▶ **Written exercise**: Reproduce all of the data exactly, with no line skipped.

▶ **Data to use**:
##############################

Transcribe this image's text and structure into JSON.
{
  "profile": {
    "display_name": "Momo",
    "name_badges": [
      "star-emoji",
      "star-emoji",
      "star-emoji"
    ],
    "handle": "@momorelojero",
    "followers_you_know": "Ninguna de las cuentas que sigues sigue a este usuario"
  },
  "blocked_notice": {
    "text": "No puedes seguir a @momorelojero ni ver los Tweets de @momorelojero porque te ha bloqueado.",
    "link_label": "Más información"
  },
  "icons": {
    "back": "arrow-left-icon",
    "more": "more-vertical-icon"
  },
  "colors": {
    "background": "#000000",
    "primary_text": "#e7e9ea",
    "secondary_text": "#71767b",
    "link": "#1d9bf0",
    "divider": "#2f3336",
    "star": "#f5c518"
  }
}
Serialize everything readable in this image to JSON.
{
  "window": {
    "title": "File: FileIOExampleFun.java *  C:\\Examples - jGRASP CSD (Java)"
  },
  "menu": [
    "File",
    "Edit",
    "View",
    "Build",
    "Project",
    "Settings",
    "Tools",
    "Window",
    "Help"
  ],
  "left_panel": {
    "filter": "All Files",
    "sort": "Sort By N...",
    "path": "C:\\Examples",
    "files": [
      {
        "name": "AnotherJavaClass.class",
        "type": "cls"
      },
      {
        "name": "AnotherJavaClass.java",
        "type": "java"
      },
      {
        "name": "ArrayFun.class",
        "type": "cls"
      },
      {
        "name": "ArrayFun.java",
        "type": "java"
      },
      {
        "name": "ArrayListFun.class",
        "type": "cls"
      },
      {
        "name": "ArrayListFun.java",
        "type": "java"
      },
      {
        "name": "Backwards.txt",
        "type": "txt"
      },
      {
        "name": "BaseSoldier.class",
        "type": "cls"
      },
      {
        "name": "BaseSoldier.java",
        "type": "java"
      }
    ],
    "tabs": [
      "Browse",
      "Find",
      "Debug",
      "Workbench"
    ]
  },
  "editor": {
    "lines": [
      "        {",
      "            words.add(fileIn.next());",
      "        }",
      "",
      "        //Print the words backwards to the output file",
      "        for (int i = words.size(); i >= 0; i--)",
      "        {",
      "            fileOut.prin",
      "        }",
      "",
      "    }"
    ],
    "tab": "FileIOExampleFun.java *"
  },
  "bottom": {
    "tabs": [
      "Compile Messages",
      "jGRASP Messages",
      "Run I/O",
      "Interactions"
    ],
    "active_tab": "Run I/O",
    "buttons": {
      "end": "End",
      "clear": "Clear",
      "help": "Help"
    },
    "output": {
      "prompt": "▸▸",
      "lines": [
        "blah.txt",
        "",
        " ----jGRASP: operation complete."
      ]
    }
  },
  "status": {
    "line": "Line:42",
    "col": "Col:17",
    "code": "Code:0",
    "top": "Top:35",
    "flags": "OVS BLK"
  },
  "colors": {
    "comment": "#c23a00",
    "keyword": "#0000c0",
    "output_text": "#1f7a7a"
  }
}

##############################

▶ **Output for this task**:
Transcribe this image's text and structure into JSON.
{
  "profile": {
    "display_name": "Momo",
    "name_badges": [
      "star-emoji",
      "star-emoji",
      "star-emoji"
    ],
    "handle": "@momorelojero",
    "followers_you_know": "Ninguna de las cuentas que sigues sigue a este usuario"
  },
  "blocked_notice": {
    "text": "No puedes seguir a @momorelojero ni ver los Tweets de @momorelojero porque te ha bloqueado.",
    "link_label": "Más información"
  },
  "icons": {
    "back": "arrow-left-icon",
    "more": "more-vertical-icon"
  },
  "colors": {
    "background": "#000000",
    "primary_text": "#e7e9ea",
    "secondary_text": "#71767b",
    "link": "#1d9bf0",
    "divider": "#2f3336",
    "star": "#f5c518"
  }
}
Serialize everything readable in this image to JSON.
{
  "window": {
    "title": "File: FileIOExampleFun.java *  C:\\Examples - jGRASP CSD (Java)"
  },
  "menu": [
    "File",
    "Edit",
    "View",
    "Build",
    "Project",
    "Settings",
    "Tools",
    "Window",
    "Help"
  ],
  "left_panel": {
    "filter": "All Files",
    "sort": "Sort By N...",
    "path": "C:\\Examples",
    "files": [
      {
        "name": "AnotherJavaClass.class",
        "type": "cls"
      },
      {
        "name": "AnotherJavaClass.java",
        "type": "java"
      },
      {
        "name": "ArrayFun.class",
        "type": "cls"
      },
      {
        "name": "ArrayFun.java",
        "type": "java"
      },
      {
        "name": "ArrayListFun.class",
        "type": "cls"
      },
      {
        "name": "ArrayListFun.java",
        "type": "java"
      },
      {
        "name": "Backwards.txt",
        "type": "txt"
      },
      {
        "name": "BaseSoldier.class",
        "type": "cls"
      },
      {
        "name": "BaseSoldier.java",
        "type": "java"
      }
    ],
    "tabs": [
      "Browse",
      "Find",
      "Debug",
      "Workbench"
    ]
  },
  "editor": {
    "lines": [
      "        {",
      "            words.add(fileIn.next());",
      "        }",
      "",
      "        //Print the words backwards to the output file",
      "        for (int i = words.size(); i >= 0; i--)",
      "        {",
      "            fileOut.prin",
      "        }",
      "",
      "    }"
    ],
    "tab": "FileIOExampleFun.java *"
  },
  "bottom": {
    "tabs": [
      "Compile Messages",
      "jGRASP Messages",
      "Run I/O",
      "Interactions"
    ],
    "active_tab": "Run I/O",
    "buttons": {
      "end": "End",
      "clear": "Clear",
      "help": "Help"
    },
    "output": {
      "prompt": "▸▸",
      "lines": [
        "blah.txt",
        "",
        " ----jGRASP: operation complete."
      ]
    }
  },
  "status": {
    "line": "Line:42",
    "col": "Col:17",
    "code": "Code:0",
    "top": "Top:35",
    "flags": "OVS BLK"
  },
  "colors": {
    "comment": "#c23a00",
    "keyword": "#0000c0",
    "output_text": "#1f7a7a"
  }
}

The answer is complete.